# Stated goal
Reproduce the records below exactly as they appear.

# Information given
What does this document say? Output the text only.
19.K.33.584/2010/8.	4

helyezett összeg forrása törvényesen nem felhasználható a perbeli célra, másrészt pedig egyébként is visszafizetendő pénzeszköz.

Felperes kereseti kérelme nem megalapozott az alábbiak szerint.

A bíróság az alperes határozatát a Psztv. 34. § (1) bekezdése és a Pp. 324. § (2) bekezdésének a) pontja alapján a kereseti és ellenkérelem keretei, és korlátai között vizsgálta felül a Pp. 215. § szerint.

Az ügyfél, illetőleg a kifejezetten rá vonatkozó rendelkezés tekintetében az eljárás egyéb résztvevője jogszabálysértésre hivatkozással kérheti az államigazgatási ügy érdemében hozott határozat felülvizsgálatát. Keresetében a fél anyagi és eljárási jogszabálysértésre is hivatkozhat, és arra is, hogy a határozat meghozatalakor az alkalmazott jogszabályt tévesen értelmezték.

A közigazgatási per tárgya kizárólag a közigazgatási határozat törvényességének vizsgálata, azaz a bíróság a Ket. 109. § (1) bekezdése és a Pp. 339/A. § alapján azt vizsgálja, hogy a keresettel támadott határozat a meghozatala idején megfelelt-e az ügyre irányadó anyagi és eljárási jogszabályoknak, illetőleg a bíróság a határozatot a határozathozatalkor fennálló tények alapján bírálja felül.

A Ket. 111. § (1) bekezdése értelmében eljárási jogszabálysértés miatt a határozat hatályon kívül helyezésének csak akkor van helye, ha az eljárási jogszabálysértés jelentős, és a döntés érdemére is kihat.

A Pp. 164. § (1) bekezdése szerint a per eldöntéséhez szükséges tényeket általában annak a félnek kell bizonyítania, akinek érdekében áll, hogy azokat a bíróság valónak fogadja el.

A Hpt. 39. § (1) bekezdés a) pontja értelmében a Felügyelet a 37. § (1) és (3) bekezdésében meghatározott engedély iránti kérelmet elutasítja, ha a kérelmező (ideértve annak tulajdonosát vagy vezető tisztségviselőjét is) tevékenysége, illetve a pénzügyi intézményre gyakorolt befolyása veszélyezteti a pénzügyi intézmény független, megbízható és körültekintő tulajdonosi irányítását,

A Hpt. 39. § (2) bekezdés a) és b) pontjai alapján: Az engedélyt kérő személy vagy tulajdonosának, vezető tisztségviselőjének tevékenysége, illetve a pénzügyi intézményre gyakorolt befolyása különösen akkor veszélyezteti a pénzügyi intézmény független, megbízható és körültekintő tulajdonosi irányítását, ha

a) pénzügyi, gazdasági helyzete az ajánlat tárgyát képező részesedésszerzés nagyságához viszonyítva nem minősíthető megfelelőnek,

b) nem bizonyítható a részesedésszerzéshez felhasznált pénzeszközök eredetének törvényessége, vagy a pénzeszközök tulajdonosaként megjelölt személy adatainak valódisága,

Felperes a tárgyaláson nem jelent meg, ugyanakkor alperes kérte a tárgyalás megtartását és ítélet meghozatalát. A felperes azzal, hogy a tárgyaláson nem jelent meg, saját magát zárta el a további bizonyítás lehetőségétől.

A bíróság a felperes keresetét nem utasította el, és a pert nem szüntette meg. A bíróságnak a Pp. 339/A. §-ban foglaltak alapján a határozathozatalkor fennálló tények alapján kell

# Task answer
What does this document say? Output the text only.
19.K.33.584/2010/8.	4

helyezett összeg forrása törvényesen nem felhasználható a perbeli célra, másrészt pedig egyébként is visszafizetendő pénzeszköz.

Felperes kereseti kérelme nem megalapozott az alábbiak szerint.

A bíróság az alperes határozatát a Psztv. 34. § (1) bekezdése és a Pp. 324. § (2) bekezdésének a) pontja alapján a kereseti és ellenkérelem keretei, és korlátai között vizsgálta felül a Pp. 215. § szerint.

Az ügyfél, illetőleg a kifejezetten rá vonatkozó rendelkezés tekintetében az eljárás egyéb résztvevője jogszabálysértésre hivatkozással kérheti az államigazgatási ügy érdemében hozott határozat felülvizsgálatát. Keresetében a fél anyagi és eljárási jogszabálysértésre is hivatkozhat, és arra is, hogy a határozat meghozatalakor az alkalmazott jogszabályt tévesen értelmezték.

A közigazgatási per tárgya kizárólag a közigazgatási határozat törvényességének vizsgálata, azaz a bíróság a Ket. 109. § (1) bekezdése és a Pp. 339/A. § alapján azt vizsgálja, hogy a keresettel támadott határozat a meghozatala idején megfelelt-e az ügyre irányadó anyagi és eljárási jogszabályoknak, illetőleg a bíróság a határozatot a határozathozatalkor fennálló tények alapján bírálja felül.

A Ket. 111. § (1) bekezdése értelmében eljárási jogszabálysértés miatt a határozat hatályon kívül helyezésének csak akkor van helye, ha az eljárási jogszabálysértés jelentős, és a döntés érdemére is kihat.

A Pp. 164. § (1) bekezdése szerint a per eldöntéséhez szükséges tényeket általában annak a félnek kell bizonyítania, akinek érdekében áll, hogy azokat a bíróság valónak fogadja el.

A Hpt. 39. § (1) bekezdés a) pontja értelmében a Felügyelet a 37. § (1) és (3) bekezdésében meghatározott engedély iránti kérelmet elutasítja, ha a kérelmező (ideértve annak tulajdonosát vagy vezető tisztségviselőjét is) tevékenysége, illetve a pénzügyi intézményre gyakorolt befolyása veszélyezteti a pénzügyi intézmény független, megbízható és körültekintő tulajdonosi irányítását,

A Hpt. 39. § (2) bekezdés a) és b) pontjai alapján: Az engedélyt kérő személy vagy tulajdonosának, vezető tisztségviselőjének tevékenysége, illetve a pénzügyi intézményre gyakorolt befolyása különösen akkor veszélyezteti a pénzügyi intézmény független, megbízható és körültekintő tulajdonosi irányítását, ha

a) pénzügyi, gazdasági helyzete az ajánlat tárgyát képező részesedésszerzés nagyságához viszonyítva nem minősíthető megfelelőnek,

b) nem bizonyítható a részesedésszerzéshez felhasznált pénzeszközök eredetének törvényessége, vagy a pénzeszközök tulajdonosaként megjelölt személy adatainak valódisága,

Felperes a tárgyaláson nem jelent meg, ugyanakkor alperes kérte a tárgyalás megtartását és ítélet meghozatalát. A felperes azzal, hogy a tárgyaláson nem jelent meg, saját magát zárta el a további bizonyítás lehetőségétől.

A bíróság a felperes keresetét nem utasította el, és a pert nem szüntette meg. A bíróságnak a Pp. 339/A. §-ban foglaltak alapján a határozathozatalkor fennálló tények alapján kell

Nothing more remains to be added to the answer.